• **EXERCISE INSTRUCTIONS**
Keep only the lines of the listing that include the word "appropriation", and copy them.

(Data items)

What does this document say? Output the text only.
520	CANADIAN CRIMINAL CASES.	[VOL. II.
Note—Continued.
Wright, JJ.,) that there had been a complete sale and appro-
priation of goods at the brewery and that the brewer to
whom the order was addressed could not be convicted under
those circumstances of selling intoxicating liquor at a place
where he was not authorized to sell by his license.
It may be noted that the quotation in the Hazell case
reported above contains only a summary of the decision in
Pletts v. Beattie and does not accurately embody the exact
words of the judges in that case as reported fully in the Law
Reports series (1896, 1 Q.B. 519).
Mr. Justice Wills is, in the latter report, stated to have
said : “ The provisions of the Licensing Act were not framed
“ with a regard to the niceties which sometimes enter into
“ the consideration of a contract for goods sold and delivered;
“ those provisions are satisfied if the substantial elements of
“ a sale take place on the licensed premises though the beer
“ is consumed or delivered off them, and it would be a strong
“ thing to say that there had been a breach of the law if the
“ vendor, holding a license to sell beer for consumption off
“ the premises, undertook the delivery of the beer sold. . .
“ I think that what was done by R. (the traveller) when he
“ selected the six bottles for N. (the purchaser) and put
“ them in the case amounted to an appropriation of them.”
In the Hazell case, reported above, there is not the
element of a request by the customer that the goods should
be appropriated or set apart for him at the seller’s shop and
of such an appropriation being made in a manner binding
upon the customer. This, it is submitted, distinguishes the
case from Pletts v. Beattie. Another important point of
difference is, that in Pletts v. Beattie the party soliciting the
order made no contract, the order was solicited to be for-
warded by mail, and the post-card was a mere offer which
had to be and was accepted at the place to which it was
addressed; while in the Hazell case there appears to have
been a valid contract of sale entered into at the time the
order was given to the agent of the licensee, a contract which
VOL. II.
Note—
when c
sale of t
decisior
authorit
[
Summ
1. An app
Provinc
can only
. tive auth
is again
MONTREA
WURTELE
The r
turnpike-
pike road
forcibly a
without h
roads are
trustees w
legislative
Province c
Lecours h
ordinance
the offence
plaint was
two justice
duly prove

--

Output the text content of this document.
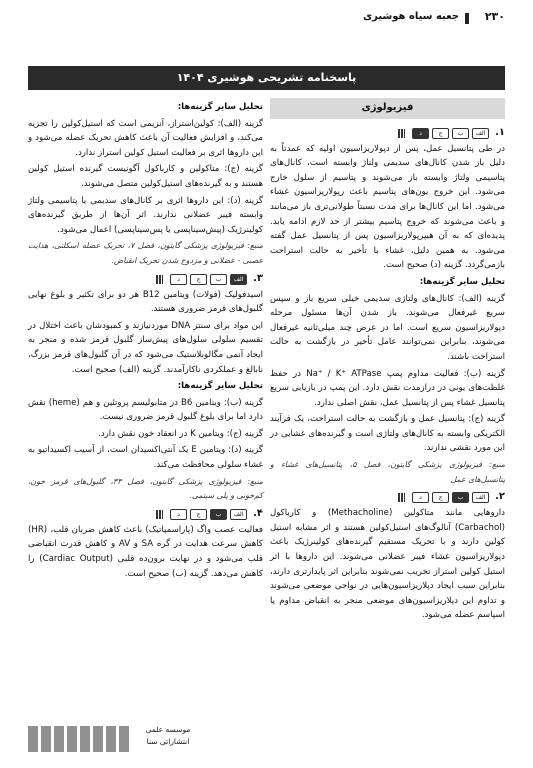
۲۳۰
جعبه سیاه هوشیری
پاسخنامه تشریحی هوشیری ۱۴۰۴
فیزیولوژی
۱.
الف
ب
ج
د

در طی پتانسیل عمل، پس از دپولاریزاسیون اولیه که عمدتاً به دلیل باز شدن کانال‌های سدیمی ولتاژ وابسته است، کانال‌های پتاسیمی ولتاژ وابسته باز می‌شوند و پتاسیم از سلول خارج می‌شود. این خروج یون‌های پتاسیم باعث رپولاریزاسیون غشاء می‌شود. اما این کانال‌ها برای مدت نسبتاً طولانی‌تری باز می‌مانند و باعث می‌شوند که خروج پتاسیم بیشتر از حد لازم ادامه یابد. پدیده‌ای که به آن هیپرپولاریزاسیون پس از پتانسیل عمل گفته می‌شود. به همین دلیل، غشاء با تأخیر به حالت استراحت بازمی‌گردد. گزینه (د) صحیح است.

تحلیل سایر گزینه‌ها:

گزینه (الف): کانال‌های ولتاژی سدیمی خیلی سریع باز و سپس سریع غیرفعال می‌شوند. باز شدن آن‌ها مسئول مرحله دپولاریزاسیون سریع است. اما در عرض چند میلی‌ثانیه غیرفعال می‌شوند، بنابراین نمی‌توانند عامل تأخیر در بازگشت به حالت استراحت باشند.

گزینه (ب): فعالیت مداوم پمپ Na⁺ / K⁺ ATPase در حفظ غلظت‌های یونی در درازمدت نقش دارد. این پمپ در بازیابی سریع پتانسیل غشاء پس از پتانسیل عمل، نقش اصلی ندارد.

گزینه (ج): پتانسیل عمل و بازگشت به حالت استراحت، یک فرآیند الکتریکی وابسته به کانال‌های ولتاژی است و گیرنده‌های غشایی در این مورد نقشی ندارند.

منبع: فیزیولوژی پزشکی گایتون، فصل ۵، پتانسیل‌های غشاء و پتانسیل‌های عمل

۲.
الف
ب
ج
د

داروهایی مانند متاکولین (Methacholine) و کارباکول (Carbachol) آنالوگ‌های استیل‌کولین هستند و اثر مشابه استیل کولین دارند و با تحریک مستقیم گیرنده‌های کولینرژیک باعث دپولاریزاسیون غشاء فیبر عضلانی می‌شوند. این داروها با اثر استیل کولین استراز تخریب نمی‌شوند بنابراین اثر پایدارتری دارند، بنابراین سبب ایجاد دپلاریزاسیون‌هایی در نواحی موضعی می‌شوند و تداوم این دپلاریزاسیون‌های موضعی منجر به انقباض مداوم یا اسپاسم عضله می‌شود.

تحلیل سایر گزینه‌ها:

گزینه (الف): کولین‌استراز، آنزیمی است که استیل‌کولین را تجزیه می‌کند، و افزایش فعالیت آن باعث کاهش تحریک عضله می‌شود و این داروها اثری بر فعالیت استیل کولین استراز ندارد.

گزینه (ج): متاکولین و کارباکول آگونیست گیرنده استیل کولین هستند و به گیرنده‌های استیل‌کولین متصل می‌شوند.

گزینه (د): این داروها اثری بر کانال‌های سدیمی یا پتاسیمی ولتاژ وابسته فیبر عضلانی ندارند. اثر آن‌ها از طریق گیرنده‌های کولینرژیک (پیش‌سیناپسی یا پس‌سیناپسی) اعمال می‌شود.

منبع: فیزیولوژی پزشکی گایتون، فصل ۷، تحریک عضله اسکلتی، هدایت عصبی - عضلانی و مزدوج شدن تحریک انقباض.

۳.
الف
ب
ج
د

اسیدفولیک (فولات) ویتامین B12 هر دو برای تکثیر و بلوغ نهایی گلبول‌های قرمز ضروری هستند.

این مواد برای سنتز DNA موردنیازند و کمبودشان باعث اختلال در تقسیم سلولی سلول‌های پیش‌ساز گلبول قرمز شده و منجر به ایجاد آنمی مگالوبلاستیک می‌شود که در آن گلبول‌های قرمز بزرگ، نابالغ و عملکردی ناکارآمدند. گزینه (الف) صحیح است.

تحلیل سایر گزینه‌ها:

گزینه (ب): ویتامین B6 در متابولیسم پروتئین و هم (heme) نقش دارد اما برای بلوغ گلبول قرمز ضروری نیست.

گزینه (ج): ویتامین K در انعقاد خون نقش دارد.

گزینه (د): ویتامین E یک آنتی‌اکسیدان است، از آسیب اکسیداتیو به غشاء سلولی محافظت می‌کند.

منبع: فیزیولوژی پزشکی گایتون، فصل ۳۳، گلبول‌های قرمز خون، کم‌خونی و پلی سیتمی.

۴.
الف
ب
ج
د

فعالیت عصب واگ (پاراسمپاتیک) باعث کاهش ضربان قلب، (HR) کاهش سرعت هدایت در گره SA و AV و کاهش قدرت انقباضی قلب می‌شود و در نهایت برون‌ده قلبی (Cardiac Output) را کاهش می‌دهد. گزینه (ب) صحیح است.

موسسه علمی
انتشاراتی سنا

• **SOLUTION BELOW**
“ them in the case amounted to an appropriation of them.”
of such an appropriation being made in a manner binding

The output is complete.